-- Begin RAW DATA --
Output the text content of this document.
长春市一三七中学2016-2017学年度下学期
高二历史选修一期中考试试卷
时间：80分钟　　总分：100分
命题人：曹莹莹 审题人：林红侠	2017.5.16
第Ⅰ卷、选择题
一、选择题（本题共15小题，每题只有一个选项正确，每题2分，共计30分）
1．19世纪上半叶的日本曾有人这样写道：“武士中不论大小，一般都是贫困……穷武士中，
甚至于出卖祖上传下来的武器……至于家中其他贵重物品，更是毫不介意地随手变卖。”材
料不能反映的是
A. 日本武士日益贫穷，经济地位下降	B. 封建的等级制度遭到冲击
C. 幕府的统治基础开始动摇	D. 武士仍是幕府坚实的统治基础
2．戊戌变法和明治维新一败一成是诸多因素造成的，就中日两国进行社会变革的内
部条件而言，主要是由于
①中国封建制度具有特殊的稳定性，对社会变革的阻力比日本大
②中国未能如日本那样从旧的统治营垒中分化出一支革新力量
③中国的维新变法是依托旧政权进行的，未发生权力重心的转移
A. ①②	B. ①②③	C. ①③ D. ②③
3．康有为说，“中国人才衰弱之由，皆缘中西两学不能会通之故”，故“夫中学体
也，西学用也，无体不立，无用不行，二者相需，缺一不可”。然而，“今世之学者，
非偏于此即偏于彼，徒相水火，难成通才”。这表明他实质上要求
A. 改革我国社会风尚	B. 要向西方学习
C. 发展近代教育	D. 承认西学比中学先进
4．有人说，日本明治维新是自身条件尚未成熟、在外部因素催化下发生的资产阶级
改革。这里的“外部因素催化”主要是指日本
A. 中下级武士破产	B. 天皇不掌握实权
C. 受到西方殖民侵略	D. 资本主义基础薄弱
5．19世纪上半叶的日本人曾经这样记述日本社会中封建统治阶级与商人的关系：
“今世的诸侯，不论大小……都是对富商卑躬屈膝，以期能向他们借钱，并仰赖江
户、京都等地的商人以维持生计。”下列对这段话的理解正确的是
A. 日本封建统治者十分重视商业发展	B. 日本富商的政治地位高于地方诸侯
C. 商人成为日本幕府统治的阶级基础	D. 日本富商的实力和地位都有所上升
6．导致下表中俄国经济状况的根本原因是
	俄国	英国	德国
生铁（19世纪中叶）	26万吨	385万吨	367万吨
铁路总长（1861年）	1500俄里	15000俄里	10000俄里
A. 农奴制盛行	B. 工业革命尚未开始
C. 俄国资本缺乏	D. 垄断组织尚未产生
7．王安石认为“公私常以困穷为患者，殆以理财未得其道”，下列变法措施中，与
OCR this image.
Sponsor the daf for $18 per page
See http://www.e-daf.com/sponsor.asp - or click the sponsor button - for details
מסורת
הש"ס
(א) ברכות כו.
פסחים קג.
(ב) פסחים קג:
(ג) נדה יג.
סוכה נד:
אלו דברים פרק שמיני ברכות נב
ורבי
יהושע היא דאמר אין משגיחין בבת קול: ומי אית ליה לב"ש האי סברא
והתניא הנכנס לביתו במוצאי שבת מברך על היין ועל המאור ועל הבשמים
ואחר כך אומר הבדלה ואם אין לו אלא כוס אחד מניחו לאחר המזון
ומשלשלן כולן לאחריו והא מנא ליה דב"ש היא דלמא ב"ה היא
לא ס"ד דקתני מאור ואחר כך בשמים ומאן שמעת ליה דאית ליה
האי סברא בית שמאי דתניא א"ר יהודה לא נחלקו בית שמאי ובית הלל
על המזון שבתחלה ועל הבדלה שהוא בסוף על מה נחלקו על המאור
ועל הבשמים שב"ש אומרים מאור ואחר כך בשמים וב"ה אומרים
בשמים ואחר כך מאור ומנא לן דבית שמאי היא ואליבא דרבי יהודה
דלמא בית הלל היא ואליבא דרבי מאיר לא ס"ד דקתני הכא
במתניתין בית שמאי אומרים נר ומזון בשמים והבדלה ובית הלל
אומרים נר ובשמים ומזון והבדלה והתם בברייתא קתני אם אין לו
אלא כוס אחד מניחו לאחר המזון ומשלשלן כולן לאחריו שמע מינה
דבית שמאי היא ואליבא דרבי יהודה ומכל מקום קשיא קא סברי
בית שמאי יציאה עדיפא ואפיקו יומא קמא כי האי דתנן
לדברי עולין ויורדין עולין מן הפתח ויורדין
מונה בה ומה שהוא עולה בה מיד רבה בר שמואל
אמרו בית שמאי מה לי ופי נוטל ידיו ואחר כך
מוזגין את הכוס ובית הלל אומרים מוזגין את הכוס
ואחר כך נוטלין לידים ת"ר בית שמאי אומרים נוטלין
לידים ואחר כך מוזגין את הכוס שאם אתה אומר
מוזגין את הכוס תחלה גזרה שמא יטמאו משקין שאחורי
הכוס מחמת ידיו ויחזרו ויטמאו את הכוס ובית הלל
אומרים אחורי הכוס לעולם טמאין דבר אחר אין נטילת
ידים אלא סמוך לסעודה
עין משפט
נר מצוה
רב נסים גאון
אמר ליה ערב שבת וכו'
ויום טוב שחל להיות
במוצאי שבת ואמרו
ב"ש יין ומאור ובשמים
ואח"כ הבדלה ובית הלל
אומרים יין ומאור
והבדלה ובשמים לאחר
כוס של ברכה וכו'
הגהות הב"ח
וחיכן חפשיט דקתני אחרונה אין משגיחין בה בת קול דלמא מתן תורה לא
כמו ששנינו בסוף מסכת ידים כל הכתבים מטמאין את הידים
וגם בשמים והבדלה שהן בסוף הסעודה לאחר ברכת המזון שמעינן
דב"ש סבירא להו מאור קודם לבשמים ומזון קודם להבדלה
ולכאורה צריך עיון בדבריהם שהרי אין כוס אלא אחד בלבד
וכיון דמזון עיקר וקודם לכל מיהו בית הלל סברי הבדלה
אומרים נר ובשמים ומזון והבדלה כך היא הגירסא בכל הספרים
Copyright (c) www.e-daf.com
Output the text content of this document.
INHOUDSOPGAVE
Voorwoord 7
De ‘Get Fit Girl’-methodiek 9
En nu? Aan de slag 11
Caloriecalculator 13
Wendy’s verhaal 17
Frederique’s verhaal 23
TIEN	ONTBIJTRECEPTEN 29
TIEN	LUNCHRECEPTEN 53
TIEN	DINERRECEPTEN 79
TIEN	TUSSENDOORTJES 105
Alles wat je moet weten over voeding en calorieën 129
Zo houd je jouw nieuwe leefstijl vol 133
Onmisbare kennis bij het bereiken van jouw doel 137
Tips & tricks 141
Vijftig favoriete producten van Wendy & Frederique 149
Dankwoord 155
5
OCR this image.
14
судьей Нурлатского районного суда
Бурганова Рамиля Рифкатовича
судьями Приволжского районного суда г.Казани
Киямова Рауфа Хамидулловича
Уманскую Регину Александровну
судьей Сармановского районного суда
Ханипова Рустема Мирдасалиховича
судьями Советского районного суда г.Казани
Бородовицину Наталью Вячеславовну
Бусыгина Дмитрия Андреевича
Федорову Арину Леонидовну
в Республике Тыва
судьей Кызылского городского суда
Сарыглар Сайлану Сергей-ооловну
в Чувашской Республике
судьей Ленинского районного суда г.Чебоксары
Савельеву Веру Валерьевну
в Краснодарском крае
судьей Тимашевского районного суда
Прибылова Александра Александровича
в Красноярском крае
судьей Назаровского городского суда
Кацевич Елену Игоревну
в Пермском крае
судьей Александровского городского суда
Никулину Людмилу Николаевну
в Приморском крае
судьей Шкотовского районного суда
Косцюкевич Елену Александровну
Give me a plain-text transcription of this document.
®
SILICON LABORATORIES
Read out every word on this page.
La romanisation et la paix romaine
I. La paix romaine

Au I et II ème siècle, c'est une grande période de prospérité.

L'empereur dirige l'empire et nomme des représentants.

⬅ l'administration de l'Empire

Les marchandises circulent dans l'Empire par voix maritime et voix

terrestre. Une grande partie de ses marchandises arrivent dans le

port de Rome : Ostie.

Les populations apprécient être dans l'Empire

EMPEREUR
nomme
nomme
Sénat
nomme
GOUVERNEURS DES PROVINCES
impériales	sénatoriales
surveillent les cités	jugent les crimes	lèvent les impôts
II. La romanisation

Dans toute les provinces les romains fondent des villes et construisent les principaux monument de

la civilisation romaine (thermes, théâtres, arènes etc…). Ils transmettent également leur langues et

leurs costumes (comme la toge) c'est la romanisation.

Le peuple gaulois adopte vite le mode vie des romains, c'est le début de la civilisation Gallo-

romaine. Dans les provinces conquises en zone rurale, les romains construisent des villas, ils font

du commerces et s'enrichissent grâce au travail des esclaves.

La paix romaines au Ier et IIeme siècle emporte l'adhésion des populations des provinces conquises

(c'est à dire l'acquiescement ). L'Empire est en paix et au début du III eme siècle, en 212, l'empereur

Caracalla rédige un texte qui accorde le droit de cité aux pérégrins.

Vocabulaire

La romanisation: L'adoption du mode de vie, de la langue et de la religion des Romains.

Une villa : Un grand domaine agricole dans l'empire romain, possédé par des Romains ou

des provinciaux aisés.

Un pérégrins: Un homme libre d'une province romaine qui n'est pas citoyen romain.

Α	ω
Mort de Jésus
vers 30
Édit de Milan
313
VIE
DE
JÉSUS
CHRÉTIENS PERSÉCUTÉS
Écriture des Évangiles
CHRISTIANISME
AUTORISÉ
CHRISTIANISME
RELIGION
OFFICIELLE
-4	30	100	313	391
-- End RAW DATA --
Going over the lines above, work out how many include "судьями", then give only that number.

### SOLVED PROBLEM
2